ATIVIDADE 1 = Indique se cada afirmação abaixo concorda com o texto sobre clusterização e detecção de anomalias, respondendo sim ou não e citando literalmente as palavras do texto que decidem a resposta: (a) o K-means assume clusters esféricos; (b) métodos baseados em densidade e clusterização hierárquica capturam apenas estruturas esféricas; (c) o SageMaker Random Cut Forest é indicado para dados de sensores em streaming.
ATIVIDADE 2 = Retome o texto sobre clusterização e detecção de anomalias a partir do ponto em que ele termina e dê continuidade a ele.

TEXTO FORNECIDO =
Métodos não supervisionados, clusterização, detecção de anomalias e interpretabilidade

Clusterização e detecção de anomalias são ferramentas exploratórias e etapas de pré-processamento para modelagem supervisionada. O K-means (SageMaker k-means) é rápido, mas assume clusters esféricos e exige features escalonadas; escolha o valor de k com pontuações de silhueta (silhouette scores) ou gráficos de cotovelo (elbow plots) com cautela, pois a inércia pode ser ambígua. Métodos baseados em densidade (DBSCAN) e clusterização hierárquica capturam estruturas não esféricas, mas são computacionalmente mais caros. Para detecção de anomalias em escala, considere o SageMaker Random Cut Forest para dados de sensores em streaming e pipelines Kinesis/Lambda para pontuação em tempo quase real (near-real-time); ajuste o número de árvores (tree count) e o tamanho da amostra (sample size) para controlar a sensibilidade. Ferramentas de interpretabilidade são cruciais: use a importância de features nativa do modelo para modelos de árvore e valores SHAP (SageMaker Clarify ou pacote SHAP) para explicações locais e resumos de efeitos globais. Cuidado com armadilhas comuns: vazamento temporal (temporal leakage) ao dividir aleatoriamente dados ordenados por tempo, confiar excessivamente na acurácia em cenários desbalanceados e assumir independência para o Naive Bayes. Para o deploy, empacote algoritmos personalizados em Docker quando necessário, exponha endpoints de predição e de saúde (health) e orquestre lançamentos canary (canary rollouts) através da divisão de tráfego do endpoint.

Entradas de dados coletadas
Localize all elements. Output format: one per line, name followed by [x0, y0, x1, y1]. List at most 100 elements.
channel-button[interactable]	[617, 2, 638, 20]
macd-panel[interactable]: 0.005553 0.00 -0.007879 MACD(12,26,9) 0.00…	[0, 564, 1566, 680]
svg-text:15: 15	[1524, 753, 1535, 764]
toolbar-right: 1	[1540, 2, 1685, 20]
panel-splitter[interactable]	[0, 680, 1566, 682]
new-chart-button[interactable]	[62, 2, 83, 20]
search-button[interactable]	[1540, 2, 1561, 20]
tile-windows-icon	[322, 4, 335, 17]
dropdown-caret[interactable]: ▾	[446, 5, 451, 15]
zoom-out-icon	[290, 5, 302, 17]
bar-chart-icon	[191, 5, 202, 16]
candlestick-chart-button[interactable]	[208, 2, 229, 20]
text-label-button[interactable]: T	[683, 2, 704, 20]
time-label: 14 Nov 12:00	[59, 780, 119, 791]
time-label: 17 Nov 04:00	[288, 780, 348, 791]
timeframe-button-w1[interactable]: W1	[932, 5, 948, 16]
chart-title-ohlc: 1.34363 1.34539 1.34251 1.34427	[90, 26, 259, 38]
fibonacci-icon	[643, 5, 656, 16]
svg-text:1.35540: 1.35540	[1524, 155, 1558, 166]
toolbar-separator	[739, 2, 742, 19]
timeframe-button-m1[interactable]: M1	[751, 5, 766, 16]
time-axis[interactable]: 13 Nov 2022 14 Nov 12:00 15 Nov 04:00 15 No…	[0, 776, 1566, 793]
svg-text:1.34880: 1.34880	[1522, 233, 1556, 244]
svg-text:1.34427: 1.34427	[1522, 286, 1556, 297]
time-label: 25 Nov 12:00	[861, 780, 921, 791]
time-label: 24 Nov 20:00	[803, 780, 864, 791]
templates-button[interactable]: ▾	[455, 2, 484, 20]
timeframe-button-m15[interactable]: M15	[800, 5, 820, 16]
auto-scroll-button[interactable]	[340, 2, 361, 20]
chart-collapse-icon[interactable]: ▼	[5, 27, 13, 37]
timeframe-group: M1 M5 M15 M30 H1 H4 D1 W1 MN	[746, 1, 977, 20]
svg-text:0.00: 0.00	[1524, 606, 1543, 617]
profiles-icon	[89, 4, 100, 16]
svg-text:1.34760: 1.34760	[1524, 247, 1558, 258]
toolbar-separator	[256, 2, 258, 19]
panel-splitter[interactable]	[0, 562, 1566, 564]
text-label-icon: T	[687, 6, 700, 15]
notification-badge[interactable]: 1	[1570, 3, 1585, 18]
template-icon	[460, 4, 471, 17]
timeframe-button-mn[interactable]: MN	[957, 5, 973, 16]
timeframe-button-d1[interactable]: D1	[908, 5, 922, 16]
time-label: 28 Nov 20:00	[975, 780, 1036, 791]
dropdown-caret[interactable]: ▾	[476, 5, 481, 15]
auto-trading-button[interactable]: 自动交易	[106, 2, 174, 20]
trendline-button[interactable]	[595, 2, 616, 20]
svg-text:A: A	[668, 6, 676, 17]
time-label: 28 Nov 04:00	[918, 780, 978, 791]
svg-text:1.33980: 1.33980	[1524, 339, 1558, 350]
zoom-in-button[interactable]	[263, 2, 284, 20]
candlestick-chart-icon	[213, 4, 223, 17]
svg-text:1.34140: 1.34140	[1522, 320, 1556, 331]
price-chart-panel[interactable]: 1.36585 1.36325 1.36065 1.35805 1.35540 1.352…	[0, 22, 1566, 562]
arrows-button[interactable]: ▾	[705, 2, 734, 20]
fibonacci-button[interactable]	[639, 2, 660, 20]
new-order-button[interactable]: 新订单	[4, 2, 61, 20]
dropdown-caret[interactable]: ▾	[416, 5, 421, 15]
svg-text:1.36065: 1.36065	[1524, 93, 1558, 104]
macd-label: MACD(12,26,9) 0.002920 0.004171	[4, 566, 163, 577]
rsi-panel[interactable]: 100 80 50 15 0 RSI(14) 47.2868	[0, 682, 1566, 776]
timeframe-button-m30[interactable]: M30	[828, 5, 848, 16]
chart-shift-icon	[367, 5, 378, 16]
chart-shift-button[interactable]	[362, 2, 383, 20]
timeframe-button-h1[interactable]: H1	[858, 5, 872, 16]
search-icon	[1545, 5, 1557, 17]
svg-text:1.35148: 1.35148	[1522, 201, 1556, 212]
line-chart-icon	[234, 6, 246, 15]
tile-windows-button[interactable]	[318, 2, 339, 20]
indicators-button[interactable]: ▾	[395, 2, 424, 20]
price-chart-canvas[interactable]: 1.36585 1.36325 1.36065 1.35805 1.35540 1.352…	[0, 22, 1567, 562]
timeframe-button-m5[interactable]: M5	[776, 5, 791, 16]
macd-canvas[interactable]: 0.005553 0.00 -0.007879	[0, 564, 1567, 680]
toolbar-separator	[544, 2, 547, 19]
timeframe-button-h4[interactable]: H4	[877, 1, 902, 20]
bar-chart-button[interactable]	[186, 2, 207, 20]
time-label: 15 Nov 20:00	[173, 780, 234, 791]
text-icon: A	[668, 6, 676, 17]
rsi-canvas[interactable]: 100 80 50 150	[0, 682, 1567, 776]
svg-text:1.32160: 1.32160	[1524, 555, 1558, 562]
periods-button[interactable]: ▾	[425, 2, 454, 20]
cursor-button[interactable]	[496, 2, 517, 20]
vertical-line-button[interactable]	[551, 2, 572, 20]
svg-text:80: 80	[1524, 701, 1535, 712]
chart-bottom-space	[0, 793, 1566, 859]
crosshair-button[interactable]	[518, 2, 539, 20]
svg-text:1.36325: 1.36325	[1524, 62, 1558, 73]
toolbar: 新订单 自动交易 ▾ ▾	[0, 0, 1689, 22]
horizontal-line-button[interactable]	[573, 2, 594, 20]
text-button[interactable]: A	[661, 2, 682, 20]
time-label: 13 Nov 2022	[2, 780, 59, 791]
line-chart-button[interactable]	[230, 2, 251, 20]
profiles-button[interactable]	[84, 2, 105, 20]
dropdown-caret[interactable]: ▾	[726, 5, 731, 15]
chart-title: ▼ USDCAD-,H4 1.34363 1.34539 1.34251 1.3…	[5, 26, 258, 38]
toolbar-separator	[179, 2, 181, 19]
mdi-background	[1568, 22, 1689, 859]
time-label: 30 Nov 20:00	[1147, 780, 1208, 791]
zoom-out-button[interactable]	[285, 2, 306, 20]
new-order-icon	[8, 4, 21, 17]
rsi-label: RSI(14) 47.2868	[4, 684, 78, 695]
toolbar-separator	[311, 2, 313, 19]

RESPOSTA ESCRITA 1 =
(a) Sim: "assume clusters esféricos e exige features escalonadas".
(b) Não: "capturam estruturas não esféricas".
(c) Sim: "considere o SageMaker Random Cut Forest para dados de sensores em streaming".

RESPOSTA ESCRITA 2 =
Problema Prático: FleetSight Logistics — ML Exploratório em Imagens de Caminhões

Cenário: A FleetSight coleta ~100 GB/dia de imagens de caminhões armazenadas no S3 e usa o SageMaker Studio para experimentos e o SageMaker Ground Truth para rotulagem de imagens. Eles precisam de capacidades de ML leves para detecção de defeitos com a intenção de escalar posteriormente.

Desafio: Identificar casos de uso supervisionados/não supervisionados viáveis e um pipeline de baixo custo para treinar modelos iniciais com rótulos limitados e inferência em tempo quase real para alertas.

Abordagem Recomendada:

  1. Use o SageMaker Ground Truth com aprendizado ativo (active learning) para rotular um conjunto inicial (seed set); armazene os dados rotulados no S3 e registre as features no SageMaker Feature Store.
  2. Comece com detecção de anomalias não supervisionada usando o SageMaker Random Cut Forest em metadados de sensores derivados de imagens e embeddings de imagem simples (extraia os embeddings com uma CNN pré-treinada em um SageMaker Notebook usando uma GPU ml.p3.2xlarge).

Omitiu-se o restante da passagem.